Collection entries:
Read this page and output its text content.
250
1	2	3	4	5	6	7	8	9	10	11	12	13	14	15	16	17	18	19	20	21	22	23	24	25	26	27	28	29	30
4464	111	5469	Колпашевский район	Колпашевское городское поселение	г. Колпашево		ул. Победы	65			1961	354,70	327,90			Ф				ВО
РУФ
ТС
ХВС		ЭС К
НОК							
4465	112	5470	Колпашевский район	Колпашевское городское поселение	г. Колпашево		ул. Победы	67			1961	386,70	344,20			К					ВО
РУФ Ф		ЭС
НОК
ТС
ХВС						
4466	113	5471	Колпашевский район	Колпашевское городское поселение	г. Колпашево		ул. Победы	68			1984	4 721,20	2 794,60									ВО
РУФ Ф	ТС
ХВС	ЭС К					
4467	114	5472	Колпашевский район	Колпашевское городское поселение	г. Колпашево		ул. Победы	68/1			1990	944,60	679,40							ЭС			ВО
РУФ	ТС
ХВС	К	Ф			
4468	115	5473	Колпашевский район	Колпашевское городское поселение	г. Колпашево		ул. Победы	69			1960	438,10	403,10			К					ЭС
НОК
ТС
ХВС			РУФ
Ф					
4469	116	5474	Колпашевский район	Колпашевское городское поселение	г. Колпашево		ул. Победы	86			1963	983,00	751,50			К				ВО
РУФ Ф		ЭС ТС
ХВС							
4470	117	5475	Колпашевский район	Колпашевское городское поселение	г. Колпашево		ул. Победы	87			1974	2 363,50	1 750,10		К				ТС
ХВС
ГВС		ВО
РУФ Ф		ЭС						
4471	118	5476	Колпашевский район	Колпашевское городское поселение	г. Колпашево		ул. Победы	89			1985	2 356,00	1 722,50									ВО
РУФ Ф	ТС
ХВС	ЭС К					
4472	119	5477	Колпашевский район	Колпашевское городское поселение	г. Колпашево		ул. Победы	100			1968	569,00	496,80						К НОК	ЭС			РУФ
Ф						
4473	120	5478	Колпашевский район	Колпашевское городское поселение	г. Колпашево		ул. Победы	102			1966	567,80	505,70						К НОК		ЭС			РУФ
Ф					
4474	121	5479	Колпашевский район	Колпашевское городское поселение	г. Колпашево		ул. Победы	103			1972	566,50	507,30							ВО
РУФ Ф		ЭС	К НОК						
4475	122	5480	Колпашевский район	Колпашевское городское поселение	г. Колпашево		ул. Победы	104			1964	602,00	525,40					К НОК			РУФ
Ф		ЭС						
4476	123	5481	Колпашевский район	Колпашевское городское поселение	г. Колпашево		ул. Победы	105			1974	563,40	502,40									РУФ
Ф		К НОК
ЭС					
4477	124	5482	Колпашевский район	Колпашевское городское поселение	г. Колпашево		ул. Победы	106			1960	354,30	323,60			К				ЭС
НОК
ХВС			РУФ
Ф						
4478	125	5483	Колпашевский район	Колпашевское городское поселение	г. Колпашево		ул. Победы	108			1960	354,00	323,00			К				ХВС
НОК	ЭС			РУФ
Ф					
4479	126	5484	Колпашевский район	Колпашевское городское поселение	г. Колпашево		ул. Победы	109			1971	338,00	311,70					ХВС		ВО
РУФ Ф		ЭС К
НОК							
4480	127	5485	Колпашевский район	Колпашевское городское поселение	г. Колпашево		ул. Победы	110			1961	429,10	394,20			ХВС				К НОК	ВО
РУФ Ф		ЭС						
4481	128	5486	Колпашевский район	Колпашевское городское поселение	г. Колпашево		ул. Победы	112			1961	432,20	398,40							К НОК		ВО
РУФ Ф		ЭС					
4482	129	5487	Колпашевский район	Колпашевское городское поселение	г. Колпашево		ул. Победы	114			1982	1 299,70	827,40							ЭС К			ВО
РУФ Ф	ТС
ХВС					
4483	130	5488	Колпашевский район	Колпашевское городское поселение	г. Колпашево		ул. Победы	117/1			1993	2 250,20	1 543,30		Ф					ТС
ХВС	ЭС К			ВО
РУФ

[Written problem]: Set down the listing in full, keeping every word exactly as it is.

[Answer to this problem]:
Read this page and output its text content.
250
1	2	3	4	5	6	7	8	9	10	11	12	13	14	15	16	17	18	19	20	21	22	23	24	25	26	27	28	29	30
4464	111	5469	Колпашевский район	Колпашевское городское поселение	г. Колпашево		ул. Победы	65			1961	354,70	327,90			Ф				ВО
РУФ
ТС
ХВС		ЭС К
НОК							
4465	112	5470	Колпашевский район	Колпашевское городское поселение	г. Колпашево		ул. Победы	67			1961	386,70	344,20			К					ВО
РУФ Ф		ЭС
НОК
ТС
ХВС						
4466	113	5471	Колпашевский район	Колпашевское городское поселение	г. Колпашево		ул. Победы	68			1984	4 721,20	2 794,60									ВО
РУФ Ф	ТС
ХВС	ЭС К					
4467	114	5472	Колпашевский район	Колпашевское городское поселение	г. Колпашево		ул. Победы	68/1			1990	944,60	679,40							ЭС			ВО
РУФ	ТС
ХВС	К	Ф			
4468	115	5473	Колпашевский район	Колпашевское городское поселение	г. Колпашево		ул. Победы	69			1960	438,10	403,10			К					ЭС
НОК
ТС
ХВС			РУФ
Ф					
4469	116	5474	Колпашевский район	Колпашевское городское поселение	г. Колпашево		ул. Победы	86			1963	983,00	751,50			К				ВО
РУФ Ф		ЭС ТС
ХВС							
4470	117	5475	Колпашевский район	Колпашевское городское поселение	г. Колпашево		ул. Победы	87			1974	2 363,50	1 750,10		К				ТС
ХВС
ГВС		ВО
РУФ Ф		ЭС						
4471	118	5476	Колпашевский район	Колпашевское городское поселение	г. Колпашево		ул. Победы	89			1985	2 356,00	1 722,50									ВО
РУФ Ф	ТС
ХВС	ЭС К					
4472	119	5477	Колпашевский район	Колпашевское городское поселение	г. Колпашево		ул. Победы	100			1968	569,00	496,80						К НОК	ЭС			РУФ
Ф						
4473	120	5478	Колпашевский район	Колпашевское городское поселение	г. Колпашево		ул. Победы	102			1966	567,80	505,70						К НОК		ЭС			РУФ
Ф					
4474	121	5479	Колпашевский район	Колпашевское городское поселение	г. Колпашево		ул. Победы	103			1972	566,50	507,30							ВО
РУФ Ф		ЭС	К НОК						
4475	122	5480	Колпашевский район	Колпашевское городское поселение	г. Колпашево		ул. Победы	104			1964	602,00	525,40					К НОК			РУФ
Ф		ЭС						
4476	123	5481	Колпашевский район	Колпашевское городское поселение	г. Колпашево		ул. Победы	105			1974	563,40	502,40									РУФ
Ф		К НОК
ЭС					
4477	124	5482	Колпашевский район	Колпашевское городское поселение	г. Колпашево		ул. Победы	106			1960	354,30	323,60			К				ЭС
НОК
ХВС			РУФ
Ф						
4478	125	5483	Колпашевский район	Колпашевское городское поселение	г. Колпашево		ул. Победы	108			1960	354,00	323,00			К				ХВС
НОК	ЭС			РУФ
Ф					
4479	126	5484	Колпашевский район	Колпашевское городское поселение	г. Колпашево		ул. Победы	109			1971	338,00	311,70					ХВС		ВО
РУФ Ф		ЭС К
НОК							
4480	127	5485	Колпашевский район	Колпашевское городское поселение	г. Колпашево		ул. Победы	110			1961	429,10	394,20			ХВС				К НОК	ВО
РУФ Ф		ЭС						
4481	128	5486	Колпашевский район	Колпашевское городское поселение	г. Колпашево		ул. Победы	112			1961	432,20	398,40							К НОК		ВО
РУФ Ф		ЭС					
4482	129	5487	Колпашевский район	Колпашевское городское поселение	г. Колпашево		ул. Победы	114			1982	1 299,70	827,40							ЭС К			ВО
РУФ Ф	ТС
ХВС					
4483	130	5488	Колпашевский район	Колпашевское городское поселение	г. Колпашево		ул. Победы	117/1			1993	2 250,20	1 543,30		Ф					ТС
ХВС	ЭС К			ВО
РУФ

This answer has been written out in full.